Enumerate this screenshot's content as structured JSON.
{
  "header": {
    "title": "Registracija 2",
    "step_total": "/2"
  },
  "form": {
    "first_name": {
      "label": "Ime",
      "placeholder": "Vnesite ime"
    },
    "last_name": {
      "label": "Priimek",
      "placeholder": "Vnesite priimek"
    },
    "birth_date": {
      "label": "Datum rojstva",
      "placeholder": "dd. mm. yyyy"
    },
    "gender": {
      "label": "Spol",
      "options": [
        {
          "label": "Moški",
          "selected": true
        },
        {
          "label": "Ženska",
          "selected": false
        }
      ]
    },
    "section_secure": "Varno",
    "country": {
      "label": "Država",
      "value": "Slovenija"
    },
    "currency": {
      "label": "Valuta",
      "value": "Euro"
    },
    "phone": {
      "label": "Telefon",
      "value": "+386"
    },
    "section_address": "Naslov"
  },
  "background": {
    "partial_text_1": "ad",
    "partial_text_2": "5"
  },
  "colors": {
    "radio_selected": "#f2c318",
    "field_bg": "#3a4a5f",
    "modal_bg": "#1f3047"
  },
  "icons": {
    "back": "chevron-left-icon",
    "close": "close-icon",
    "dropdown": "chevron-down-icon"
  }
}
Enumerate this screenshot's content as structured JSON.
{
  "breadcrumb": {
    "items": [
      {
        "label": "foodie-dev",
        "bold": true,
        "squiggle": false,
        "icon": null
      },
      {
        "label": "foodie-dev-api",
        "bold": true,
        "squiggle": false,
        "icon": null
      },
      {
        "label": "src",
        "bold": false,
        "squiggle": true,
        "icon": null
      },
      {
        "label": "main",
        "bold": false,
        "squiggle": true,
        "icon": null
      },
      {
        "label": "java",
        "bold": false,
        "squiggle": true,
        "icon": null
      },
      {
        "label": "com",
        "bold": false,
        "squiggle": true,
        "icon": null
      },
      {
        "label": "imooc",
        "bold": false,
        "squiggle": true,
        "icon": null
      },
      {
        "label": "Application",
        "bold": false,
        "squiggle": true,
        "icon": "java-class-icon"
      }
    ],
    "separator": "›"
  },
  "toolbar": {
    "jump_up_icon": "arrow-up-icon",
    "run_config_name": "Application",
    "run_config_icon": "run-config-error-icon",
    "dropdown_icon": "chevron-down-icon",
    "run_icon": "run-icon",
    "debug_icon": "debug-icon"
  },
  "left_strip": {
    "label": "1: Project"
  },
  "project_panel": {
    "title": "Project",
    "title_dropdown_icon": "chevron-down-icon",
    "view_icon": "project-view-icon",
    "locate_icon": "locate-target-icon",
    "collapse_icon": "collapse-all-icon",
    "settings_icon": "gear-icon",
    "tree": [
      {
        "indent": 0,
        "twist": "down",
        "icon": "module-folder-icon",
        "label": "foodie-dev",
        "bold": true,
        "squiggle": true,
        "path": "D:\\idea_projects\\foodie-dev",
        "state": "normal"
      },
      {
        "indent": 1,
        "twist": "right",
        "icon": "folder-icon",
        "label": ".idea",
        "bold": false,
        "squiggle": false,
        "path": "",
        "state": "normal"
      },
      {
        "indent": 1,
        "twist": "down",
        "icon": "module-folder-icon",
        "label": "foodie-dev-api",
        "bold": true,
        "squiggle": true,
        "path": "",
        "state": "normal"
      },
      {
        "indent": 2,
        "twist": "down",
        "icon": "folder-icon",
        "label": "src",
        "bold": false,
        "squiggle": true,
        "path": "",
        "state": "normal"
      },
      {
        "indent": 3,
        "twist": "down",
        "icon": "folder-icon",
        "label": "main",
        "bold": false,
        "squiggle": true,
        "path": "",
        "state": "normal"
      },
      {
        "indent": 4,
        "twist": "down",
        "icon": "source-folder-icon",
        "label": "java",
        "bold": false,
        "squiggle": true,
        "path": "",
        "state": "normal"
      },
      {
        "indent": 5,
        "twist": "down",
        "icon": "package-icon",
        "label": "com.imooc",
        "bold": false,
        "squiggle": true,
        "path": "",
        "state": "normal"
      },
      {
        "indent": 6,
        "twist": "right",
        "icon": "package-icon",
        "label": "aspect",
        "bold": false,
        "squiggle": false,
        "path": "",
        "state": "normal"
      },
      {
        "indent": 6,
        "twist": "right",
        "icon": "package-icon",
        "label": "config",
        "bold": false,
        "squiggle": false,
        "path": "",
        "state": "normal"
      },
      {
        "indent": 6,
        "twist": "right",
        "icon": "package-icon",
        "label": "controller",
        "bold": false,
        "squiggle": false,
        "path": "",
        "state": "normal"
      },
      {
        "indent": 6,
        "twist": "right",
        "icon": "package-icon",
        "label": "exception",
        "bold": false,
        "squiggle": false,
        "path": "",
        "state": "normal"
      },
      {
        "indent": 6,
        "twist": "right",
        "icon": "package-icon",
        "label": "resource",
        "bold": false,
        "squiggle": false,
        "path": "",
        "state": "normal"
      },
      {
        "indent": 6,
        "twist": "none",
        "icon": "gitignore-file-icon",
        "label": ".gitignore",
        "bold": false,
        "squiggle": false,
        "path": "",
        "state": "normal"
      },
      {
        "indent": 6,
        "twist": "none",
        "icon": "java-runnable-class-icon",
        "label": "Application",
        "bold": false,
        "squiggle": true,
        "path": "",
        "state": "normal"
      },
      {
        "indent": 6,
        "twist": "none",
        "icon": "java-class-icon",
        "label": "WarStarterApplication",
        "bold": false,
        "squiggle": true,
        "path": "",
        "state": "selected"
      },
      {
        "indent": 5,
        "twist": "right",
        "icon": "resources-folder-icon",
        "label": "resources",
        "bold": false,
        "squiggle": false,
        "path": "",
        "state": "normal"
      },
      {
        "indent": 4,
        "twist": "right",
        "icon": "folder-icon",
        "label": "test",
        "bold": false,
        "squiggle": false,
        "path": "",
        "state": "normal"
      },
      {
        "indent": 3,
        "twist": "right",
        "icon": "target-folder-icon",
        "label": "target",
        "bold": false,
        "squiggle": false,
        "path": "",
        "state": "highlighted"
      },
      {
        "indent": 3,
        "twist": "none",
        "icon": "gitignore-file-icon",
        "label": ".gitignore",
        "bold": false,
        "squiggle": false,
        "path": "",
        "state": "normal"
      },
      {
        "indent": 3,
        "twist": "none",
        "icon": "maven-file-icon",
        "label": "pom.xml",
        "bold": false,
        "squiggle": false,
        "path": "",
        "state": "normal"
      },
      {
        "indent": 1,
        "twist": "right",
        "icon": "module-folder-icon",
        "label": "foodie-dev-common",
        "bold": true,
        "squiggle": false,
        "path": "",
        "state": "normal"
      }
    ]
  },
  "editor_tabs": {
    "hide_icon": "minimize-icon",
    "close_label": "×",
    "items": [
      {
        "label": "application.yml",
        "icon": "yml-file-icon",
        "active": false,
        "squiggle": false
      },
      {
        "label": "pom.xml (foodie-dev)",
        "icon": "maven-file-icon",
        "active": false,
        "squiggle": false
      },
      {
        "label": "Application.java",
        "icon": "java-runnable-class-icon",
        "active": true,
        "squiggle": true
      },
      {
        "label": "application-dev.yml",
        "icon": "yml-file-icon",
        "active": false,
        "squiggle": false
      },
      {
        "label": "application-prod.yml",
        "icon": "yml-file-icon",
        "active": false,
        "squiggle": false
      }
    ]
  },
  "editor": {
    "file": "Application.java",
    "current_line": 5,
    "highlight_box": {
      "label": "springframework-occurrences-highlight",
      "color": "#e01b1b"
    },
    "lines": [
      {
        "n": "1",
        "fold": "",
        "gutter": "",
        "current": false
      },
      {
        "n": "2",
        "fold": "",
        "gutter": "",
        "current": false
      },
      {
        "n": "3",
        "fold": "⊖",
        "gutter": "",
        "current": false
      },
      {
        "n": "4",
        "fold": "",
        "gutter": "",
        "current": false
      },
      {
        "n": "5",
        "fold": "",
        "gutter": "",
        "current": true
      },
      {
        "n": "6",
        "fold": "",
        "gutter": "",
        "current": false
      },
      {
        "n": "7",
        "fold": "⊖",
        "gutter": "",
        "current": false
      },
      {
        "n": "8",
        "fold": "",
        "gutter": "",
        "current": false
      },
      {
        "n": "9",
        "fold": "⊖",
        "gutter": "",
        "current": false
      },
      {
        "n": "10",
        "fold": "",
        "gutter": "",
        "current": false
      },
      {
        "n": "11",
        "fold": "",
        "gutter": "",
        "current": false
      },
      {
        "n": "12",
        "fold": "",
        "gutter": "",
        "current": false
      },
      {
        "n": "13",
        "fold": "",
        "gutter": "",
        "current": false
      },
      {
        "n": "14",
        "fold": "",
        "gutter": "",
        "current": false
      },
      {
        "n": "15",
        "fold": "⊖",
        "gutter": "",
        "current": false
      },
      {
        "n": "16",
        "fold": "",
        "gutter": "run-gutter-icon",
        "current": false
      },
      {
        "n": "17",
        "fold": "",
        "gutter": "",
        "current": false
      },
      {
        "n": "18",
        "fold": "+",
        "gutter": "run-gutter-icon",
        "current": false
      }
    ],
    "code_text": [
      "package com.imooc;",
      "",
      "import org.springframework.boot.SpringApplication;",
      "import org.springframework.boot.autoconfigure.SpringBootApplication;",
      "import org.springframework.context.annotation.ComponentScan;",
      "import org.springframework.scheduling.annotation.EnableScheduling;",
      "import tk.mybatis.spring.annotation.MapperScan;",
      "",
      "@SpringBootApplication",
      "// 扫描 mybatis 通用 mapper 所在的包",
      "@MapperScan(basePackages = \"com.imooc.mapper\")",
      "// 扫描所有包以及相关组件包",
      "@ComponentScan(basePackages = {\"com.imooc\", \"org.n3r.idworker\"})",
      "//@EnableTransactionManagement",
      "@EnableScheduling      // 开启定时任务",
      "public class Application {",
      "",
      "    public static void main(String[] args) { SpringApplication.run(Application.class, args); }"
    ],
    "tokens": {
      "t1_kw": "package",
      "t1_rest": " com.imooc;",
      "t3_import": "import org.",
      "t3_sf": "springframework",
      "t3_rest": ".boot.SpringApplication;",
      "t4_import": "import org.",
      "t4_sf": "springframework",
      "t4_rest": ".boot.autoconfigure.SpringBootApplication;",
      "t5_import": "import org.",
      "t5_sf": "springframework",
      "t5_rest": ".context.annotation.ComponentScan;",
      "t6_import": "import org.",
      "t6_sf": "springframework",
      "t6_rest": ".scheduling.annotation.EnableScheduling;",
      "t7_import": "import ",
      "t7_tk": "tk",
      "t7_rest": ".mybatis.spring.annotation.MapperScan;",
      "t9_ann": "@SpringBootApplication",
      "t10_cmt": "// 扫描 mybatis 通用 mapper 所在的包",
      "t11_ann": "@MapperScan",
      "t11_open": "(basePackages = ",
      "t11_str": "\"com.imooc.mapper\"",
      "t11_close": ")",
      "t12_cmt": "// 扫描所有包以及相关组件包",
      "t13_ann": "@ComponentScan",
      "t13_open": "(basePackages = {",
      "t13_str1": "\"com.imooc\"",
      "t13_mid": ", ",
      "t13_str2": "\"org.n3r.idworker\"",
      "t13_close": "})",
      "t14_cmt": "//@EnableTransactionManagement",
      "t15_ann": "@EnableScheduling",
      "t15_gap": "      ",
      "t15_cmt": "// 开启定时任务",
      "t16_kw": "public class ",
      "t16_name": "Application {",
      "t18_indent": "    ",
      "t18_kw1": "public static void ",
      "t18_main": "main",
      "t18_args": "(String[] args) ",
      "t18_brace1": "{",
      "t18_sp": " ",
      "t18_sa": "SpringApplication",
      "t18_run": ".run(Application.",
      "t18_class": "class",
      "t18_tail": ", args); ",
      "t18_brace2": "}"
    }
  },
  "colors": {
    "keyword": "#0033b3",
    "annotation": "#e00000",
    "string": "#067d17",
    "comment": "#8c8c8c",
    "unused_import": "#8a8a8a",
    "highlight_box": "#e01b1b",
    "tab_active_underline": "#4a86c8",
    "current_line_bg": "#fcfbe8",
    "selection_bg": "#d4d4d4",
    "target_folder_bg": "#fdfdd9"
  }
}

========================================

Required task. Give nothing but the count of lines in the listing above that hold the string "void".

Output for this exercise. 2